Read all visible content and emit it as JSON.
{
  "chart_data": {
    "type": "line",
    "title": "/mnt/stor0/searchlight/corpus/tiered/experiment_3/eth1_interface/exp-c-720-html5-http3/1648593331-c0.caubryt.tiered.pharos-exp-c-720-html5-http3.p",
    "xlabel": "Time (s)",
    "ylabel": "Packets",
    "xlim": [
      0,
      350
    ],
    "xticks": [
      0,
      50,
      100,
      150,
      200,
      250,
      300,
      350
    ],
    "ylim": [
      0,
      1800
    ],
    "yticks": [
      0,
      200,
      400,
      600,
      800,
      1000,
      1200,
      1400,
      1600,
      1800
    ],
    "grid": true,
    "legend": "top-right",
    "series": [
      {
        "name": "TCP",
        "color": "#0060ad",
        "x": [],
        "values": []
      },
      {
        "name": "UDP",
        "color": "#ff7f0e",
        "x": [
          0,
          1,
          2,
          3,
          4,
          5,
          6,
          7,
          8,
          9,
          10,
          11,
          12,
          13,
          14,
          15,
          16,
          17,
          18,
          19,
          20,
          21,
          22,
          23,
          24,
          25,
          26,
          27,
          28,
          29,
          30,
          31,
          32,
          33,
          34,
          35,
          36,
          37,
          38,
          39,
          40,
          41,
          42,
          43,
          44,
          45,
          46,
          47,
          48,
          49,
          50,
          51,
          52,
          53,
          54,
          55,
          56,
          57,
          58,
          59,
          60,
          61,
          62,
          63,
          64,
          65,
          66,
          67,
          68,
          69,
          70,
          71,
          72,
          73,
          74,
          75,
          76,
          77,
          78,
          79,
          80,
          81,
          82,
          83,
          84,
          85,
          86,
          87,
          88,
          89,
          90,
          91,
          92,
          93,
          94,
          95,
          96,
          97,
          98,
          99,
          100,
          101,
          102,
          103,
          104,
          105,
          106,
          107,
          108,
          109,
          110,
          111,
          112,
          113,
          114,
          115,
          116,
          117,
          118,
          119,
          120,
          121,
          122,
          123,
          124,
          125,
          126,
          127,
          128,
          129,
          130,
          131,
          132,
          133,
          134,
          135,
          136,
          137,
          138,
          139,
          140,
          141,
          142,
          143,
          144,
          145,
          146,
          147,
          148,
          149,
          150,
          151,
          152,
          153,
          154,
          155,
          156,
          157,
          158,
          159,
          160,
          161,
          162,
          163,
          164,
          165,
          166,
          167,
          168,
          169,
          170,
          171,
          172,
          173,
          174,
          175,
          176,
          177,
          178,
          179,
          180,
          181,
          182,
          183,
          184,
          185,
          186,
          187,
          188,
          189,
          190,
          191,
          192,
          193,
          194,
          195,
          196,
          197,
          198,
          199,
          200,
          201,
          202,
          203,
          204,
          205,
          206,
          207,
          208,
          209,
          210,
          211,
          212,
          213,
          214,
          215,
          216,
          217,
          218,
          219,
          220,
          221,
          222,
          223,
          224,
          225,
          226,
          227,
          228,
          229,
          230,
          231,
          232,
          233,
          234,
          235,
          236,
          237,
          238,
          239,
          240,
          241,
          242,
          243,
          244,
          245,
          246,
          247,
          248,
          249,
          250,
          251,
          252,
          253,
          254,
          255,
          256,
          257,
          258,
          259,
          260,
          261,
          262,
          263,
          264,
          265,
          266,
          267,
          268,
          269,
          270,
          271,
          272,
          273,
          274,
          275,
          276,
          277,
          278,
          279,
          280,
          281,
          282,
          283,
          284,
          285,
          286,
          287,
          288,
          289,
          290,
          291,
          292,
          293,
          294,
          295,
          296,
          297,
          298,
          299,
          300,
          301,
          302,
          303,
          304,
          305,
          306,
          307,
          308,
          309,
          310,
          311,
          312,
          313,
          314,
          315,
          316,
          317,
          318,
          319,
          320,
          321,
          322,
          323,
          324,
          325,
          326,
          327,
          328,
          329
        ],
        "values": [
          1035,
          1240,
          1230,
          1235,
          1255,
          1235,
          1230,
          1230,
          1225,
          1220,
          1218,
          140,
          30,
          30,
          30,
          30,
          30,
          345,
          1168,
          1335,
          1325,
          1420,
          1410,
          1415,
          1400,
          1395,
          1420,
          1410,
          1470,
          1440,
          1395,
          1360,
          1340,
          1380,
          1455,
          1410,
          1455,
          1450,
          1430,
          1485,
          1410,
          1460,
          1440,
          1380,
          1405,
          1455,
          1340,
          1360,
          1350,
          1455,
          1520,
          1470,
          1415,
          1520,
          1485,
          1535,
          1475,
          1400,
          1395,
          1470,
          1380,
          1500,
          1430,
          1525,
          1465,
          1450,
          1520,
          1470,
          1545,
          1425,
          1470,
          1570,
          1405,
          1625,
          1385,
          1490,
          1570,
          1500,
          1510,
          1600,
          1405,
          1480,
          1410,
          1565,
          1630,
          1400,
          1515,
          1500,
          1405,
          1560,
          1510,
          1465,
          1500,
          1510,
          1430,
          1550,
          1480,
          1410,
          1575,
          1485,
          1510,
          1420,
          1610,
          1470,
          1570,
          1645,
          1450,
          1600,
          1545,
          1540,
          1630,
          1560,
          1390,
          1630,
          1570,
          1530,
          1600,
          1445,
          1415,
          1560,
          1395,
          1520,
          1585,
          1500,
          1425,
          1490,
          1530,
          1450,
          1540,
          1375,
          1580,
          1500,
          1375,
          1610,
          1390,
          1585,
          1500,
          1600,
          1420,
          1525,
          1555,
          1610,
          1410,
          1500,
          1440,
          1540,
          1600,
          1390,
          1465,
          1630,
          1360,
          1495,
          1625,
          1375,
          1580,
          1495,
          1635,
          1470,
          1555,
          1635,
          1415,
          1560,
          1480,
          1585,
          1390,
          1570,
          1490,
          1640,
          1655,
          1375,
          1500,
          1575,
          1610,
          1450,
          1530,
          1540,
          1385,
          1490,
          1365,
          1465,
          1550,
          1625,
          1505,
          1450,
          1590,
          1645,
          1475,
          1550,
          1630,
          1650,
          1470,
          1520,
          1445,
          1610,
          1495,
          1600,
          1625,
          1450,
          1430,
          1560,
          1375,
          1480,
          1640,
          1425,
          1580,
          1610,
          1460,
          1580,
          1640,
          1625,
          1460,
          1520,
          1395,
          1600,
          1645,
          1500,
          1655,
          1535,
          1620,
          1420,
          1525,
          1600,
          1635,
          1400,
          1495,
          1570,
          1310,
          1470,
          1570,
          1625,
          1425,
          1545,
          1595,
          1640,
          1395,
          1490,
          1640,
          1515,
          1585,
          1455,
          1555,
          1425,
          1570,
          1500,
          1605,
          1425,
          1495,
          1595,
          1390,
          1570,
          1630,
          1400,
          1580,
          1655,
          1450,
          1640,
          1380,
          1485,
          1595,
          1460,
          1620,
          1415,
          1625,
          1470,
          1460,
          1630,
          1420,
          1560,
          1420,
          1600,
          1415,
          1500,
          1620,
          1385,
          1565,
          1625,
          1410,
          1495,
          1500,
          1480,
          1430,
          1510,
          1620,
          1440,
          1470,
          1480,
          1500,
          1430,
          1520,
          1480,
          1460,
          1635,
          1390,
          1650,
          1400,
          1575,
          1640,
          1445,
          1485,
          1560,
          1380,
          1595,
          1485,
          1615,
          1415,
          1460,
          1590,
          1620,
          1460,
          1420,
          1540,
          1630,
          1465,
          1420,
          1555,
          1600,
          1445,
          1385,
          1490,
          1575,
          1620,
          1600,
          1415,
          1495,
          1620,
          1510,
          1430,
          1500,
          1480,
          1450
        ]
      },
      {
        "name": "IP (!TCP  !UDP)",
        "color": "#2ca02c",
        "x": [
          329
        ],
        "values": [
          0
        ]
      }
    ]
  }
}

· · · ·

EXERCISE INSTRUCTIONS
Write out the records shown above, exactly as they appear.

ANSWER TO THIS TASK
Read all visible content and emit it as JSON.
{
  "chart_data": {
    "type": "line",
    "title": "/mnt/stor0/searchlight/corpus/tiered/experiment_3/eth1_interface/exp-c-720-html5-http3/1648593331-c0.caubryt.tiered.pharos-exp-c-720-html5-http3.p",
    "xlabel": "Time (s)",
    "ylabel": "Packets",
    "xlim": [
      0,
      350
    ],
    "xticks": [
      0,
      50,
      100,
      150,
      200,
      250,
      300,
      350
    ],
    "ylim": [
      0,
      1800
    ],
    "yticks": [
      0,
      200,
      400,
      600,
      800,
      1000,
      1200,
      1400,
      1600,
      1800
    ],
    "grid": true,
    "legend": "top-right",
    "series": [
      {
        "name": "TCP",
        "color": "#0060ad",
        "x": [],
        "values": []
      },
      {
        "name": "UDP",
        "color": "#ff7f0e",
        "x": [
          0,
          1,
          2,
          3,
          4,
          5,
          6,
          7,
          8,
          9,
          10,
          11,
          12,
          13,
          14,
          15,
          16,
          17,
          18,
          19,
          20,
          21,
          22,
          23,
          24,
          25,
          26,
          27,
          28,
          29,
          30,
          31,
          32,
          33,
          34,
          35,
          36,
          37,
          38,
          39,
          40,
          41,
          42,
          43,
          44,
          45,
          46,
          47,
          48,
          49,
          50,
          51,
          52,
          53,
          54,
          55,
          56,
          57,
          58,
          59,
          60,
          61,
          62,
          63,
          64,
          65,
          66,
          67,
          68,
          69,
          70,
          71,
          72,
          73,
          74,
          75,
          76,
          77,
          78,
          79,
          80,
          81,
          82,
          83,
          84,
          85,
          86,
          87,
          88,
          89,
          90,
          91,
          92,
          93,
          94,
          95,
          96,
          97,
          98,
          99,
          100,
          101,
          102,
          103,
          104,
          105,
          106,
          107,
          108,
          109,
          110,
          111,
          112,
          113,
          114,
          115,
          116,
          117,
          118,
          119,
          120,
          121,
          122,
          123,
          124,
          125,
          126,
          127,
          128,
          129,
          130,
          131,
          132,
          133,
          134,
          135,
          136,
          137,
          138,
          139,
          140,
          141,
          142,
          143,
          144,
          145,
          146,
          147,
          148,
          149,
          150,
          151,
          152,
          153,
          154,
          155,
          156,
          157,
          158,
          159,
          160,
          161,
          162,
          163,
          164,
          165,
          166,
          167,
          168,
          169,
          170,
          171,
          172,
          173,
          174,
          175,
          176,
          177,
          178,
          179,
          180,
          181,
          182,
          183,
          184,
          185,
          186,
          187,
          188,
          189,
          190,
          191,
          192,
          193,
          194,
          195,
          196,
          197,
          198,
          199,
          200,
          201,
          202,
          203,
          204,
          205,
          206,
          207,
          208,
          209,
          210,
          211,
          212,
          213,
          214,
          215,
          216,
          217,
          218,
          219,
          220,
          221,
          222,
          223,
          224,
          225,
          226,
          227,
          228,
          229,
          230,
          231,
          232,
          233,
          234,
          235,
          236,
          237,
          238,
          239,
          240,
          241,
          242,
          243,
          244,
          245,
          246,
          247,
          248,
          249,
          250,
          251,
          252,
          253,
          254,
          255,
          256,
          257,
          258,
          259,
          260,
          261,
          262,
          263,
          264,
          265,
          266,
          267,
          268,
          269,
          270,
          271,
          272,
          273,
          274,
          275,
          276,
          277,
          278,
          279,
          280,
          281,
          282,
          283,
          284,
          285,
          286,
          287,
          288,
          289,
          290,
          291,
          292,
          293,
          294,
          295,
          296,
          297,
          298,
          299,
          300,
          301,
          302,
          303,
          304,
          305,
          306,
          307,
          308,
          309,
          310,
          311,
          312,
          313,
          314,
          315,
          316,
          317,
          318,
          319,
          320,
          321,
          322,
          323,
          324,
          325,
          326,
          327,
          328,
          329
        ],
        "values": [
          1035,
          1240,
          1230,
          1235,
          1255,
          1235,
          1230,
          1230,
          1225,
          1220,
          1218,
          140,
          30,
          30,
          30,
          30,
          30,
          345,
          1168,
          1335,
          1325,
          1420,
          1410,
          1415,
          1400,
          1395,
          1420,
          1410,
          1470,
          1440,
          1395,
          1360,
          1340,
          1380,
          1455,
          1410,
          1455,
          1450,
          1430,
          1485,
          1410,
          1460,
          1440,
          1380,
          1405,
          1455,
          1340,
          1360,
          1350,
          1455,
          1520,
          1470,
          1415,
          1520,
          1485,
          1535,
          1475,
          1400,
          1395,
          1470,
          1380,
          1500,
          1430,
          1525,
          1465,
          1450,
          1520,
          1470,
          1545,
          1425,
          1470,
          1570,
          1405,
          1625,
          1385,
          1490,
          1570,
          1500,
          1510,
          1600,
          1405,
          1480,
          1410,
          1565,
          1630,
          1400,
          1515,
          1500,
          1405,
          1560,
          1510,
          1465,
          1500,
          1510,
          1430,
          1550,
          1480,
          1410,
          1575,
          1485,
          1510,
          1420,
          1610,
          1470,
          1570,
          1645,
          1450,
          1600,
          1545,
          1540,
          1630,
          1560,
          1390,
          1630,
          1570,
          1530,
          1600,
          1445,
          1415,
          1560,
          1395,
          1520,
          1585,
          1500,
          1425,
          1490,
          1530,
          1450,
          1540,
          1375,
          1580,
          1500,
          1375,
          1610,
          1390,
          1585,
          1500,
          1600,
          1420,
          1525,
          1555,
          1610,
          1410,
          1500,
          1440,
          1540,
          1600,
          1390,
          1465,
          1630,
          1360,
          1495,
          1625,
          1375,
          1580,
          1495,
          1635,
          1470,
          1555,
          1635,
          1415,
          1560,
          1480,
          1585,
          1390,
          1570,
          1490,
          1640,
          1655,
          1375,
          1500,
          1575,
          1610,
          1450,
          1530,
          1540,
          1385,
          1490,
          1365,
          1465,
          1550,
          1625,
          1505,
          1450,
          1590,
          1645,
          1475,
          1550,
          1630,
          1650,
          1470,
          1520,
          1445,
          1610,
          1495,
          1600,
          1625,
          1450,
          1430,
          1560,
          1375,
          1480,
          1640,
          1425,
          1580,
          1610,
          1460,
          1580,
          1640,
          1625,
          1460,
          1520,
          1395,
          1600,
          1645,
          1500,
          1655,
          1535,
          1620,
          1420,
          1525,
          1600,
          1635,
          1400,
          1495,
          1570,
          1310,
          1470,
          1570,
          1625,
          1425,
          1545,
          1595,
          1640,
          1395,
          1490,
          1640,
          1515,
          1585,
          1455,
          1555,
          1425,
          1570,
          1500,
          1605,
          1425,
          1495,
          1595,
          1390,
          1570,
          1630,
          1400,
          1580,
          1655,
          1450,
          1640,
          1380,
          1485,
          1595,
          1460,
          1620,
          1415,
          1625,
          1470,
          1460,
          1630,
          1420,
          1560,
          1420,
          1600,
          1415,
          1500,
          1620,
          1385,
          1565,
          1625,
          1410,
          1495,
          1500,
          1480,
          1430,
          1510,
          1620,
          1440,
          1470,
          1480,
          1500,
          1430,
          1520,
          1480,
          1460,
          1635,
          1390,
          1650,
          1400,
          1575,
          1640,
          1445,
          1485,
          1560,
          1380,
          1595,
          1485,
          1615,
          1415,
          1460,
          1590,
          1620,
          1460,
          1420,
          1540,
          1630,
          1465,
          1420,
          1555,
          1600,
          1445,
          1385,
          1490,
          1575,
          1620,
          1600,
          1415,
          1495,
          1620,
          1510,
          1430,
          1500,
          1480,
          1450
        ]
      },
      {
        "name": "IP (!TCP  !UDP)",
        "color": "#2ca02c",
        "x": [
          329
        ],
        "values": [
          0
        ]
      }
    ]
  }
}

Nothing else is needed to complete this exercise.